[START OF Material to process]

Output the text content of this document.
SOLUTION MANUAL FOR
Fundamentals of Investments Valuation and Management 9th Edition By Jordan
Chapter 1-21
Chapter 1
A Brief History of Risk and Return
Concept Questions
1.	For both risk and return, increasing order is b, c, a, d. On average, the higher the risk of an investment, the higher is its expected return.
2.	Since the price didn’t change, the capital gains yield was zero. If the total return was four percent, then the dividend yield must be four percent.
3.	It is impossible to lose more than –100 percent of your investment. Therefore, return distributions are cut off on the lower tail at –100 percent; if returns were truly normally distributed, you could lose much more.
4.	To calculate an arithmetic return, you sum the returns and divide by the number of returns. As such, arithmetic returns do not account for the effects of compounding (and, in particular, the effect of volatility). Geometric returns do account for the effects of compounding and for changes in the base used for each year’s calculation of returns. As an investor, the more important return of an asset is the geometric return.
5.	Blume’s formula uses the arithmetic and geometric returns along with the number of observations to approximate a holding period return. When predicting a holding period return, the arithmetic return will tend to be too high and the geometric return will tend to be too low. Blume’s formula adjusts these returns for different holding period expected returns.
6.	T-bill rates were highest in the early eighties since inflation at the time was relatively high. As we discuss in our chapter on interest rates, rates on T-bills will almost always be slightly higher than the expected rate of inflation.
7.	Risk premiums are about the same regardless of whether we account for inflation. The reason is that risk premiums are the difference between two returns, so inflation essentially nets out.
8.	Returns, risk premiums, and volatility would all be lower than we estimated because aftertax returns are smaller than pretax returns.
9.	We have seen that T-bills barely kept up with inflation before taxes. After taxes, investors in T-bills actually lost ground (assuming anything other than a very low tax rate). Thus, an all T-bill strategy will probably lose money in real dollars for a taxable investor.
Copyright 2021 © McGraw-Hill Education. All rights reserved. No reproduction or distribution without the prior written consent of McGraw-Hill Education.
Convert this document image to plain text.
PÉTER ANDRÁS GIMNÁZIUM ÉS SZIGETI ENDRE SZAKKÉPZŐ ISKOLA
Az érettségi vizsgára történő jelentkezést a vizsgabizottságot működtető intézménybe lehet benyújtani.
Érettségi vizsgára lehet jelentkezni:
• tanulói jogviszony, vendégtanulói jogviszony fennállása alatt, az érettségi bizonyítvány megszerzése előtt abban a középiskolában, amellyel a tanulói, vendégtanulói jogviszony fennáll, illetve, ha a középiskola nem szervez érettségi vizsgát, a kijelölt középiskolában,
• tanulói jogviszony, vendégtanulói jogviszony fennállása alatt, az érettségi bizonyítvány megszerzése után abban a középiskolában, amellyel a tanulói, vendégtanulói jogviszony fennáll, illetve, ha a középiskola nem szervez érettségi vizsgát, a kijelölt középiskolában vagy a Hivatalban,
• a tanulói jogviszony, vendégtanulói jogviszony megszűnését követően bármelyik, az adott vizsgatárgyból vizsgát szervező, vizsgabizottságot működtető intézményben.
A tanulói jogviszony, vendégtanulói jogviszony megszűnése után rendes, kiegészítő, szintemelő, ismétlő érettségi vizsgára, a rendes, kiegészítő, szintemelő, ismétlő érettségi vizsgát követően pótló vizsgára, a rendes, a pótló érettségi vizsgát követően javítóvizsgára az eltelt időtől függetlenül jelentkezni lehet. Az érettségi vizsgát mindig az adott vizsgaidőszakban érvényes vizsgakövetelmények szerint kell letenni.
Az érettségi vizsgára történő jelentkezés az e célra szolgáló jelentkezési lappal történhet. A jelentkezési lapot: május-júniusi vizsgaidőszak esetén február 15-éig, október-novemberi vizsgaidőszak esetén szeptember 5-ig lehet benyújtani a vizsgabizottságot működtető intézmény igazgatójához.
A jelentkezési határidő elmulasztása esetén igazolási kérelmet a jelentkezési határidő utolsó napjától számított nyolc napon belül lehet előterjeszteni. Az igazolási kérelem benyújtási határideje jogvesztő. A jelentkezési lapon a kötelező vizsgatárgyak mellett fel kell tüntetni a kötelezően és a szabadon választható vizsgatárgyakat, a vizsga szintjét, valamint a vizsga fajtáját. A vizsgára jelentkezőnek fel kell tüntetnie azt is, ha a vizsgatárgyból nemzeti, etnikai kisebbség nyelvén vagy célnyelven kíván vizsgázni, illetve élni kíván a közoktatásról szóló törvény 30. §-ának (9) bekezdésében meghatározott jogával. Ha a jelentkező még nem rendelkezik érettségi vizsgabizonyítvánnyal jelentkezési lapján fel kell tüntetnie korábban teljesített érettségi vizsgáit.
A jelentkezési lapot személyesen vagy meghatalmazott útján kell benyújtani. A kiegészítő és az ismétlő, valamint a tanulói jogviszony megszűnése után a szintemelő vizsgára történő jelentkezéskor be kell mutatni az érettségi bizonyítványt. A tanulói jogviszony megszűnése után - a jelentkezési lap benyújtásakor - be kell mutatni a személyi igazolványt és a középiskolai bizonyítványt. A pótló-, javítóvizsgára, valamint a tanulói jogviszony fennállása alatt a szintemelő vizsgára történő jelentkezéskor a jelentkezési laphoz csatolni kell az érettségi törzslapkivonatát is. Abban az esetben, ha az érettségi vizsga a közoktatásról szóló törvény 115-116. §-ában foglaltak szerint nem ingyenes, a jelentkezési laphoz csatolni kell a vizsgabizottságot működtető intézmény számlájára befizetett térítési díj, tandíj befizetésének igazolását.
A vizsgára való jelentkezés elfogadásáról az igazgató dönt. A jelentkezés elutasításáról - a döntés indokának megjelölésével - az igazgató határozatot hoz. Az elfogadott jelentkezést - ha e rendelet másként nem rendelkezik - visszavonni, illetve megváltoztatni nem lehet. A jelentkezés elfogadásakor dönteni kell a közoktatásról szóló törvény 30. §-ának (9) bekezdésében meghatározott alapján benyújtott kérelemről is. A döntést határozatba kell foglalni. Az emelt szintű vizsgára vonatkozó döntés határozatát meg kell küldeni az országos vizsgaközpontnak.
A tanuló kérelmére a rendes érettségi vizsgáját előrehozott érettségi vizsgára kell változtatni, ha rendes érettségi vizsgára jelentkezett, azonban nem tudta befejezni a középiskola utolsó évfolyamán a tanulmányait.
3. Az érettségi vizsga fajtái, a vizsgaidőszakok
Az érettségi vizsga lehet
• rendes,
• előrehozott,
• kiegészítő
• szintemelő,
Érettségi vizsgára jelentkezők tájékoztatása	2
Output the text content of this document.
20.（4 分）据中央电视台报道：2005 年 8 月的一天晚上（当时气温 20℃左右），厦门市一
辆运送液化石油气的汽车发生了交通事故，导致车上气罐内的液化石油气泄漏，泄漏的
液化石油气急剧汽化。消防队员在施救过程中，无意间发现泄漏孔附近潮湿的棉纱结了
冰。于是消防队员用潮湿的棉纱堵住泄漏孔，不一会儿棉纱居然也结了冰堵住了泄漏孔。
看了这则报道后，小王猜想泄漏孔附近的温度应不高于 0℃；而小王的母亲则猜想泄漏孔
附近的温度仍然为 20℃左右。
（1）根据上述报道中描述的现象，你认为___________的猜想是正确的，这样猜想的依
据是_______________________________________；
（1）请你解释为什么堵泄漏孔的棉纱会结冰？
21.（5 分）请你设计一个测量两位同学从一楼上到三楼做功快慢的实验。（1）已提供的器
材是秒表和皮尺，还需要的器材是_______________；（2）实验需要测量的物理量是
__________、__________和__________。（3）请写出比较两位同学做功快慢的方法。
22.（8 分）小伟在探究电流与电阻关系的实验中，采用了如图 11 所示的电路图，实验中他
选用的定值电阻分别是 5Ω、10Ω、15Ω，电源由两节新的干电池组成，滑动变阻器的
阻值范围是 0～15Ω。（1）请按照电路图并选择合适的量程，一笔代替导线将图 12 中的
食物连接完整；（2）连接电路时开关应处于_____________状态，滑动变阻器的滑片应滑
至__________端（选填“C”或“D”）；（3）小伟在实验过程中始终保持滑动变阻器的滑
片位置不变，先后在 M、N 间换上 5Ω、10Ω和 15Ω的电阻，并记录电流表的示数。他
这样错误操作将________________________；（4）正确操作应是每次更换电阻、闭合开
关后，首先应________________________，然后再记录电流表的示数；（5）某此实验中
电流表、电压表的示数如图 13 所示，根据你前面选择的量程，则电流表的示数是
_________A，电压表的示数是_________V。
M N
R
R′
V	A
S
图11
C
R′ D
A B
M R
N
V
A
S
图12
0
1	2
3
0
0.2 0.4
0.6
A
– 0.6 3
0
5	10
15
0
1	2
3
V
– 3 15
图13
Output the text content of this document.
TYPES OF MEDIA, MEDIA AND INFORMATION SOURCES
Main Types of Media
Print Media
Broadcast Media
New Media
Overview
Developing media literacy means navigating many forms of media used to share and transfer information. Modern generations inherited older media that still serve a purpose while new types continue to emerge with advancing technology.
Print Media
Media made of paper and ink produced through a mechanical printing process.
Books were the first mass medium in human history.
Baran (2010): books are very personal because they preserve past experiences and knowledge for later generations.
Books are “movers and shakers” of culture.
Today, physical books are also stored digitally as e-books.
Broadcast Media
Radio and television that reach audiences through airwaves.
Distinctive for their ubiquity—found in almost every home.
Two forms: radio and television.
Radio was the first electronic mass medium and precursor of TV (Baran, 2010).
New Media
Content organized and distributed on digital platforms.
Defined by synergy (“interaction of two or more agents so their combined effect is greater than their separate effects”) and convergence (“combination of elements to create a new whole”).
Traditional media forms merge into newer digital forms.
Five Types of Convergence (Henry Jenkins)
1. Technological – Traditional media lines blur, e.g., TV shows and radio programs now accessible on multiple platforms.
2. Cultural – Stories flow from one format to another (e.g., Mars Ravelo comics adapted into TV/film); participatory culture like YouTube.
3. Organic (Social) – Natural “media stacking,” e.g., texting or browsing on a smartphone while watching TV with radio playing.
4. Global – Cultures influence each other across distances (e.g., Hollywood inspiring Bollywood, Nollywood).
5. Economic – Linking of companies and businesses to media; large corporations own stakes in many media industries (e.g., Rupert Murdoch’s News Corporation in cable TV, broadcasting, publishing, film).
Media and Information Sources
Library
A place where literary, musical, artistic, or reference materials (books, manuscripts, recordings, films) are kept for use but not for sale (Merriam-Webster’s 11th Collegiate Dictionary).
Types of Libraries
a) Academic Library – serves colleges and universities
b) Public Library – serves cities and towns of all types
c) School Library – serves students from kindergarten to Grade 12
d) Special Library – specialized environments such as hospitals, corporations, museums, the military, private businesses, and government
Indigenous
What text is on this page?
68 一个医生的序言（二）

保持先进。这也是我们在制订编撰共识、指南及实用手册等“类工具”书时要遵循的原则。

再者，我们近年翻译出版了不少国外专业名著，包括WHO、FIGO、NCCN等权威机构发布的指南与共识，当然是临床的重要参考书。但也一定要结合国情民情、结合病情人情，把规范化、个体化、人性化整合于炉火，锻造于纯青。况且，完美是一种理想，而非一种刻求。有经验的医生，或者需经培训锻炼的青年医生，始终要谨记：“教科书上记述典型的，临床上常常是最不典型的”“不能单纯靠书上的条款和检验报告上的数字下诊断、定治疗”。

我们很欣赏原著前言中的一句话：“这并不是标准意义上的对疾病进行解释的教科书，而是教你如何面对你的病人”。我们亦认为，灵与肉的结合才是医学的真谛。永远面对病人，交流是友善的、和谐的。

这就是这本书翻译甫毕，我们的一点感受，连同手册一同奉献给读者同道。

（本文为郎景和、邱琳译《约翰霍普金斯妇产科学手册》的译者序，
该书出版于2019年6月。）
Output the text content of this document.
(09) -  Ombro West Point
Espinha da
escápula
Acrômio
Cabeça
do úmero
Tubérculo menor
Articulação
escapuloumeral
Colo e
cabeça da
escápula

[END OF Material to process]

Show all lines in the entries above where the string "bill" appears.

6.	T-bill rates were highest in the early eighties since inflation at the time was relatively high. As we discuss in our chapter on interest rates, rates on T-bills will almost always be slightly higher than the expected rate of inflation.
9.	We have seen that T-bills barely kept up with inflation before taxes. After taxes, investors in T-bills actually lost ground (assuming anything other than a very low tax rate). Thus, an all T-bill strategy will probably lose money in real dollars for a taxable investor.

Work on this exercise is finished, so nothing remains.